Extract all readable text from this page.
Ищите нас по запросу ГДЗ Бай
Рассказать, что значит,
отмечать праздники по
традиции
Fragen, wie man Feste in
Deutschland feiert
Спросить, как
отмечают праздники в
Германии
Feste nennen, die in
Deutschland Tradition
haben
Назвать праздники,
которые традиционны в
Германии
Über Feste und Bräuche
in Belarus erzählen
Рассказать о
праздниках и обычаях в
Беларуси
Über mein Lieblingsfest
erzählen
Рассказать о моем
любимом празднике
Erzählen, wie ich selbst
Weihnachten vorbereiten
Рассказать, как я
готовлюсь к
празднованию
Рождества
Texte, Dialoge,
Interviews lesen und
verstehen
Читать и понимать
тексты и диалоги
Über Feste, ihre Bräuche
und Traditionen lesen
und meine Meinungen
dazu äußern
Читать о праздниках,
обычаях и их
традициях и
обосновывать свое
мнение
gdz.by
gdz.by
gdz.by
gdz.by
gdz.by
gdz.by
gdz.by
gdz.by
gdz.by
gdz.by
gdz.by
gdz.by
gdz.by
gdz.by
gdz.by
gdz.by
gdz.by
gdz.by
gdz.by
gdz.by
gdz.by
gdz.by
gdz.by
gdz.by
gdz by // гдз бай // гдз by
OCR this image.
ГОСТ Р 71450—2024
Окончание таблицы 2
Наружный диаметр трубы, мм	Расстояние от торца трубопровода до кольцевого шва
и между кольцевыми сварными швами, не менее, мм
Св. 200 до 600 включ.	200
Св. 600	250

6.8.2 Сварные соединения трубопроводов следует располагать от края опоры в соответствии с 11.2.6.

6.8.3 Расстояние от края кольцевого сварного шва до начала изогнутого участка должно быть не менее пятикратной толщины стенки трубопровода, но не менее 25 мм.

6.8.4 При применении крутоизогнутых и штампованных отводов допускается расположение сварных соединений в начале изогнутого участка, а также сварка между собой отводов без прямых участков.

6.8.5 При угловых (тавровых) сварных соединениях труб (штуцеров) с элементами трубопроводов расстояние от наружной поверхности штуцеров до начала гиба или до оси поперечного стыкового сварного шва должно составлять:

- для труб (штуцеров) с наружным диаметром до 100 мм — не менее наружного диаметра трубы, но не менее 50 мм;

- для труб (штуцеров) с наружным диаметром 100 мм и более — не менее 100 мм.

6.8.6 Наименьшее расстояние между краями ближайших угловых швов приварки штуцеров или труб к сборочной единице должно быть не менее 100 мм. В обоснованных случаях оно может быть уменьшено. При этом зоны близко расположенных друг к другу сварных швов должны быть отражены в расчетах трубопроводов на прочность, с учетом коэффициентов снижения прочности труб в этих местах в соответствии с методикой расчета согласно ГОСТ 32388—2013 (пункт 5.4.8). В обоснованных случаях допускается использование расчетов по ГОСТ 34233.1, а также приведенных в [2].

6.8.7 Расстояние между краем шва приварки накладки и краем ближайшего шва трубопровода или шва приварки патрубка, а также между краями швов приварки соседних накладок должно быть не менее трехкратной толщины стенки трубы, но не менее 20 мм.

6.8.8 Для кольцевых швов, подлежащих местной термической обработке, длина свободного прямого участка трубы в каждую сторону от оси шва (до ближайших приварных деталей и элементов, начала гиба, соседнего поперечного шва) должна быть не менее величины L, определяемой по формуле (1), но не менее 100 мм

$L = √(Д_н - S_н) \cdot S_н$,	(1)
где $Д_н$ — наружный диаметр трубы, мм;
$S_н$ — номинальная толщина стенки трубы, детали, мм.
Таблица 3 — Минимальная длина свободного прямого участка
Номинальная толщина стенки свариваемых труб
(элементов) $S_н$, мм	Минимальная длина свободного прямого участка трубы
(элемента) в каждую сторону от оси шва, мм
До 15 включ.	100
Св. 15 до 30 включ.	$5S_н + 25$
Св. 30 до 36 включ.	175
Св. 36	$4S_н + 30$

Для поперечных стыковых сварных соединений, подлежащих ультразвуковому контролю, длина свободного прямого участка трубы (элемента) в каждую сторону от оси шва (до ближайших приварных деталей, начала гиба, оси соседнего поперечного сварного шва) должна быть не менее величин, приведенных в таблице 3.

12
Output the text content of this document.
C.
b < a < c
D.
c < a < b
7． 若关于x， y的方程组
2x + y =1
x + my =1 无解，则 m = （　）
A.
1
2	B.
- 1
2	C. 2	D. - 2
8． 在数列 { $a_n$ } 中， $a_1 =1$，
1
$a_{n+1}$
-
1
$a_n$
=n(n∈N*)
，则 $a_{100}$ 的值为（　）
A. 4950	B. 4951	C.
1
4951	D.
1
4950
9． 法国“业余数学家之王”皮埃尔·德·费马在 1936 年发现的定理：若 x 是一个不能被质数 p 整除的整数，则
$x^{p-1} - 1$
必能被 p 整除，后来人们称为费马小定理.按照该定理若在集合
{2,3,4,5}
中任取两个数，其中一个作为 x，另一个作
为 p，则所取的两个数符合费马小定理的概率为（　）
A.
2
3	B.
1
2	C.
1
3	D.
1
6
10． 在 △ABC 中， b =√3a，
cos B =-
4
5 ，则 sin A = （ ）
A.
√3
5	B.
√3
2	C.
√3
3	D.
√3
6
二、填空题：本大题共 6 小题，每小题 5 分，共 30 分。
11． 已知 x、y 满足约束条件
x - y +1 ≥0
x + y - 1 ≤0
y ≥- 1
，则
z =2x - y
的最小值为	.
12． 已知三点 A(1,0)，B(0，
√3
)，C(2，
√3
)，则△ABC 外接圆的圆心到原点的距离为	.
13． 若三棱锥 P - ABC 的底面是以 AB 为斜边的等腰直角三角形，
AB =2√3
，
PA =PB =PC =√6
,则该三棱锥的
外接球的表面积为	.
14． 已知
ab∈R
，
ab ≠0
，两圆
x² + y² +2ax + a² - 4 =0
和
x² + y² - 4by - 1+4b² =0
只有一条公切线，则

* The task *
Locate "Output the text content of this document." in the material, then quote the line that contains it and all lines after it through the final one.

* Task result *
Output the text content of this document.
C.
b < a < c
D.
c < a < b
7． 若关于x， y的方程组
2x + y =1
x + my =1 无解，则 m = （　）
A.
1
2	B.
- 1
2	C. 2	D. - 2
8． 在数列 { $a_n$ } 中， $a_1 =1$，
1
$a_{n+1}$
-
1
$a_n$
=n(n∈N*)
，则 $a_{100}$ 的值为（　）
A. 4950	B. 4951	C.
1
4951	D.
1
4950
9． 法国“业余数学家之王”皮埃尔·德·费马在 1936 年发现的定理：若 x 是一个不能被质数 p 整除的整数，则
$x^{p-1} - 1$
必能被 p 整除，后来人们称为费马小定理.按照该定理若在集合
{2,3,4,5}
中任取两个数，其中一个作为 x，另一个作
为 p，则所取的两个数符合费马小定理的概率为（　）
A.
2
3	B.
1
2	C.
1
3	D.
1
6
10． 在 △ABC 中， b =√3a，
cos B =-
4
5 ，则 sin A = （ ）
A.
√3
5	B.
√3
2	C.
√3
3	D.
√3
6
二、填空题：本大题共 6 小题，每小题 5 分，共 30 分。
11． 已知 x、y 满足约束条件
x - y +1 ≥0
x + y - 1 ≤0
y ≥- 1
，则
z =2x - y
的最小值为	.
12． 已知三点 A(1,0)，B(0，
√3
)，C(2，
√3
)，则△ABC 外接圆的圆心到原点的距离为	.
13． 若三棱锥 P - ABC 的底面是以 AB 为斜边的等腰直角三角形，
AB =2√3
，
PA =PB =PC =√6
,则该三棱锥的
外接球的表面积为	.
14． 已知
ab∈R
，
ab ≠0
，两圆
x² + y² +2ax + a² - 4 =0
和
x² + y² - 4by - 1+4b² =0
只有一条公切线，则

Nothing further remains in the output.